Do this → From the records below, copy every line that contains the word "Vert".
● ● ●
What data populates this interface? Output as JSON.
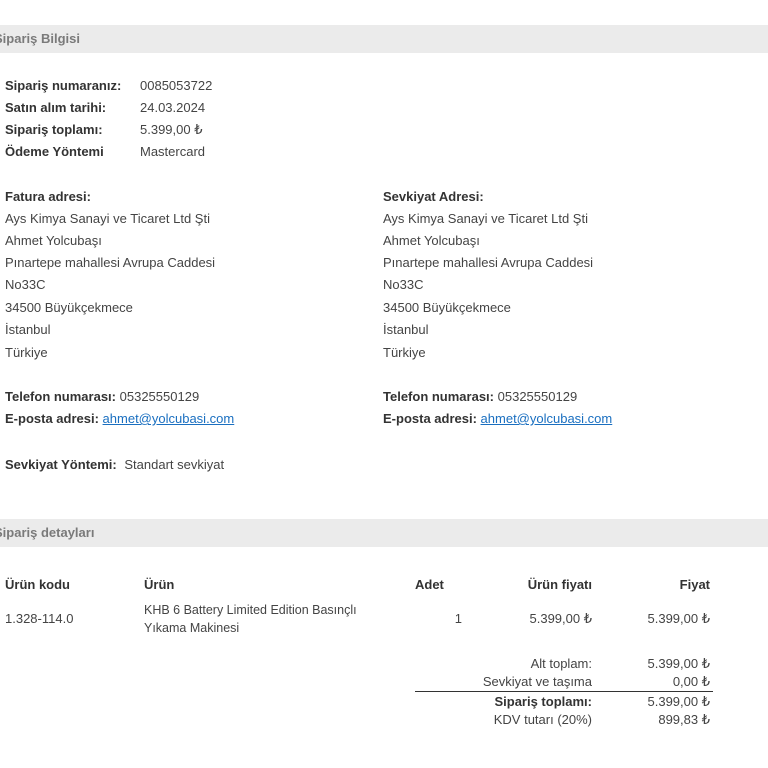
{
  "order_info": {
    "heading": "Sipariş Bilgisi",
    "number_label": "Sipariş numaranız:",
    "number_value": "0085053722",
    "date_label": "Satın alım tarihi:",
    "date_value": "24.03.2024",
    "total_label": "Sipariş toplamı:",
    "total_value": "5.399,00 ₺",
    "payment_label": "Ödeme Yöntemi",
    "payment_value": "Mastercard"
  },
  "billing": {
    "title": "Fatura adresi:",
    "lines": [
      "Ays Kimya Sanayi ve Ticaret Ltd Şti",
      "Ahmet Yolcubaşı",
      "Pınartepe mahallesi Avrupa Caddesi",
      "No33C",
      "34500 Büyükçekmece",
      "İstanbul",
      "Türkiye"
    ],
    "phone_label": "Telefon numarası:",
    "phone_value": "05325550129",
    "email_label": "E-posta adresi:",
    "email_value": "ahmet@yolcubasi.com"
  },
  "shipping": {
    "title": "Sevkiyat Adresi:",
    "lines": [
      "Ays Kimya Sanayi ve Ticaret Ltd Şti",
      "Ahmet Yolcubaşı",
      "Pınartepe mahallesi Avrupa Caddesi",
      "No33C",
      "34500 Büyükçekmece",
      "İstanbul",
      "Türkiye"
    ],
    "phone_label": "Telefon numarası:",
    "phone_value": "05325550129",
    "email_label": "E-posta adresi:",
    "email_value": "ahmet@yolcubasi.com",
    "method_label": "Sevkiyat Yöntemi:",
    "method_value": "Standart sevkiyat"
  },
  "details": {
    "heading": "Sipariş detayları",
    "columns": {
      "code": "Ürün kodu",
      "product": "Ürün",
      "qty": "Adet",
      "unit_price": "Ürün fiyatı",
      "price": "Fiyat"
    },
    "items": [
      {
        "code": "1.328-114.0",
        "product_line1": "KHB 6 Battery Limited Edition Basınçlı",
        "product_line2": "Yıkama Makinesi",
        "qty": "1",
        "unit_price": "5.399,00 ₺",
        "price": "5.399,00 ₺"
      }
    ],
    "totals": {
      "subtotal_label": "Alt toplam:",
      "subtotal_value": "5.399,00 ₺",
      "shipping_label": "Sevkiyat ve taşıma",
      "shipping_value": "0,00 ₺",
      "order_total_label": "Sipariş toplamı:",
      "order_total_value": "5.399,00 ₺",
      "vat_label": "KDV tutarı (20%)",
      "vat_value": "899,83 ₺"
    }
  }
}
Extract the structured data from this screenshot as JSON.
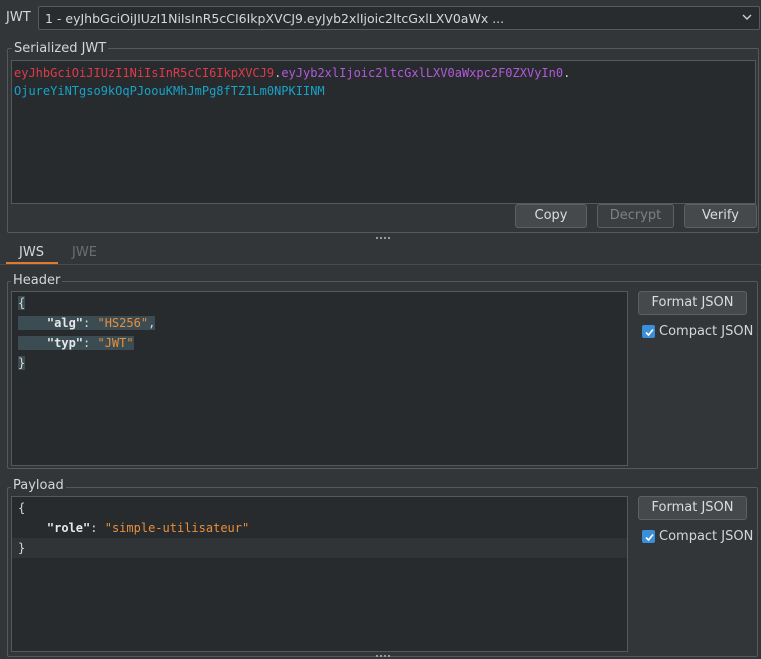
{
  "top": {
    "label": "JWT",
    "selected": "1 - eyJhbGciOiJIUzI1NiIsInR5cCI6IkpXVCJ9.eyJyb2xlIjoic2ltcGxlLXV0aWx ..."
  },
  "serialized": {
    "legend": "Serialized JWT",
    "header_part": "eyJhbGciOiJIUzI1NiIsInR5cCI6IkpXVCJ9",
    "payload_part": "eyJyb2xlIjoic2ltcGxlLXV0aWxpc2F0ZXVyIn0",
    "signature_part": "OjureYiNTgso9kOqPJoouKMhJmPg8fTZ1Lm0NPKIINM",
    "dot": ".",
    "buttons": {
      "copy": "Copy",
      "decrypt": "Decrypt",
      "verify": "Verify"
    }
  },
  "tabs": {
    "jws": "JWS",
    "jwe": "JWE"
  },
  "header": {
    "legend": "Header",
    "format_button": "Format JSON",
    "compact_label": "Compact JSON",
    "open_brace": "{",
    "close_brace": "}",
    "alg_key": "\"alg\"",
    "alg_value": "\"HS256\"",
    "typ_key": "\"typ\"",
    "typ_value": "\"JWT\"",
    "colon": ": ",
    "comma": ","
  },
  "payload": {
    "legend": "Payload",
    "format_button": "Format JSON",
    "compact_label": "Compact JSON",
    "open_brace": "{",
    "close_brace": "}",
    "role_key": "\"role\"",
    "role_value": "\"simple-utilisateur\"",
    "colon": ": "
  },
  "colors": {
    "jwt_header": "#e03a4a",
    "jwt_payload": "#b25ad9",
    "jwt_signature": "#17a3c6",
    "json_string": "#e88f3b",
    "tab_accent": "#e07a2e",
    "checkbox": "#3a8fd8"
  },
  "icons": {
    "select_arrow": "chevron-down-icon",
    "check": "check-icon"
  }
}
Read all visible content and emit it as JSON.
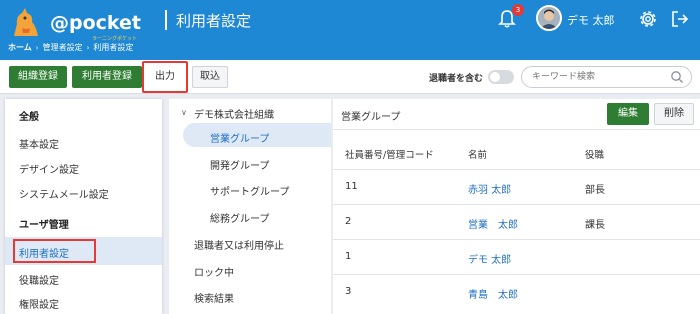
{
  "header": {
    "logo_text": "@pocket",
    "logo_sub": "ラーニングポケット",
    "page_title": "利用者設定",
    "notification_count": "3",
    "user_name": "デモ 太郎",
    "brand_color": "#1e88d4"
  },
  "breadcrumb": [
    "ホーム",
    "管理者設定",
    "利用者設定"
  ],
  "toolbar": {
    "org_register": "組織登録",
    "user_register": "利用者登録",
    "export": "出力",
    "import": "取込",
    "include_retired": "退職者を含む",
    "search_placeholder": "キーワード検索"
  },
  "leftnav": {
    "general_heading": "全般",
    "general_items": [
      "基本設定",
      "デザイン設定",
      "システムメール設定"
    ],
    "user_heading": "ユーザ管理",
    "user_items": [
      "利用者設定",
      "役職設定",
      "権限設定"
    ]
  },
  "tree": {
    "root": "デモ株式会社組織",
    "groups": [
      "営業グループ",
      "開発グループ",
      "サポートグループ",
      "総務グループ"
    ],
    "others": [
      "退職者又は利用停止",
      "ロック中",
      "検索結果"
    ]
  },
  "main": {
    "group_title": "営業グループ",
    "edit": "編集",
    "delete": "削除",
    "columns": [
      "社員番号/管理コード",
      "名前",
      "役職"
    ],
    "rows": [
      {
        "id": "11",
        "name": "赤羽 太郎",
        "role": "部長"
      },
      {
        "id": "2",
        "name": "営業　太郎",
        "role": "課長"
      },
      {
        "id": "1",
        "name": "デモ 太郎",
        "role": ""
      },
      {
        "id": "3",
        "name": "青島　太郎",
        "role": ""
      }
    ]
  }
}
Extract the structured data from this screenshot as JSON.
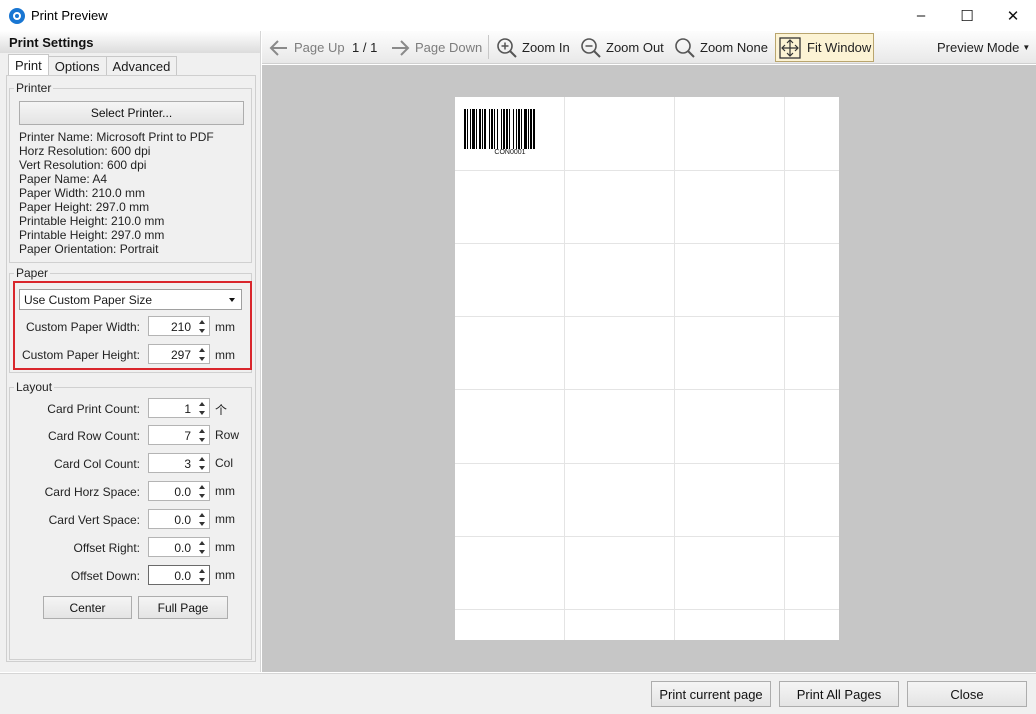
{
  "window": {
    "title": "Print Preview",
    "controls": {
      "minimize": "–",
      "maximize": "☐",
      "close": "✕"
    }
  },
  "left_panel": {
    "header": "Print Settings",
    "tabs": [
      {
        "label": "Print",
        "active": true
      },
      {
        "label": "Options",
        "active": false
      },
      {
        "label": "Advanced",
        "active": false
      }
    ],
    "printer_group": {
      "title": "Printer",
      "select_button": "Select Printer...",
      "info": [
        "Printer Name: Microsoft Print to PDF",
        "Horz Resolution: 600 dpi",
        "Vert Resolution: 600 dpi",
        "Paper Name: A4",
        "Paper Width: 210.0 mm",
        "Paper Height: 297.0 mm",
        "Printable Height: 210.0 mm",
        "Printable Height: 297.0 mm",
        "Paper Orientation: Portrait"
      ]
    },
    "paper_group": {
      "title": "Paper",
      "paper_size_select": "Use Custom Paper Size",
      "width_label": "Custom Paper Width:",
      "width_value": "210",
      "width_unit": "mm",
      "height_label": "Custom Paper Height:",
      "height_value": "297",
      "height_unit": "mm"
    },
    "layout_group": {
      "title": "Layout",
      "rows": [
        {
          "label": "Card Print Count:",
          "value": "1",
          "unit": "个"
        },
        {
          "label": "Card Row Count:",
          "value": "7",
          "unit": "Row"
        },
        {
          "label": "Card Col Count:",
          "value": "3",
          "unit": "Col"
        },
        {
          "label": "Card Horz Space:",
          "value": "0.0",
          "unit": "mm"
        },
        {
          "label": "Card Vert Space:",
          "value": "0.0",
          "unit": "mm"
        },
        {
          "label": "Offset Right:",
          "value": "0.0",
          "unit": "mm"
        },
        {
          "label": "Offset Down:",
          "value": "0.0",
          "unit": "mm"
        }
      ],
      "center_button": "Center",
      "full_page_button": "Full Page"
    }
  },
  "toolbar": {
    "page_up": "Page Up",
    "page_indicator": "1 / 1",
    "page_down": "Page Down",
    "zoom_in": "Zoom In",
    "zoom_out": "Zoom Out",
    "zoom_none": "Zoom None",
    "fit_window": "Fit Window",
    "preview_mode": "Preview Mode"
  },
  "preview": {
    "barcode_text": "CON0001",
    "grid_cols": 3,
    "grid_rows": 7
  },
  "footer": {
    "print_current": "Print current page",
    "print_all": "Print All Pages",
    "close": "Close"
  }
}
● ● ●
Exercise result →
        "Vert Resolution: 600 dpi",
          "label": "Card Vert Space:",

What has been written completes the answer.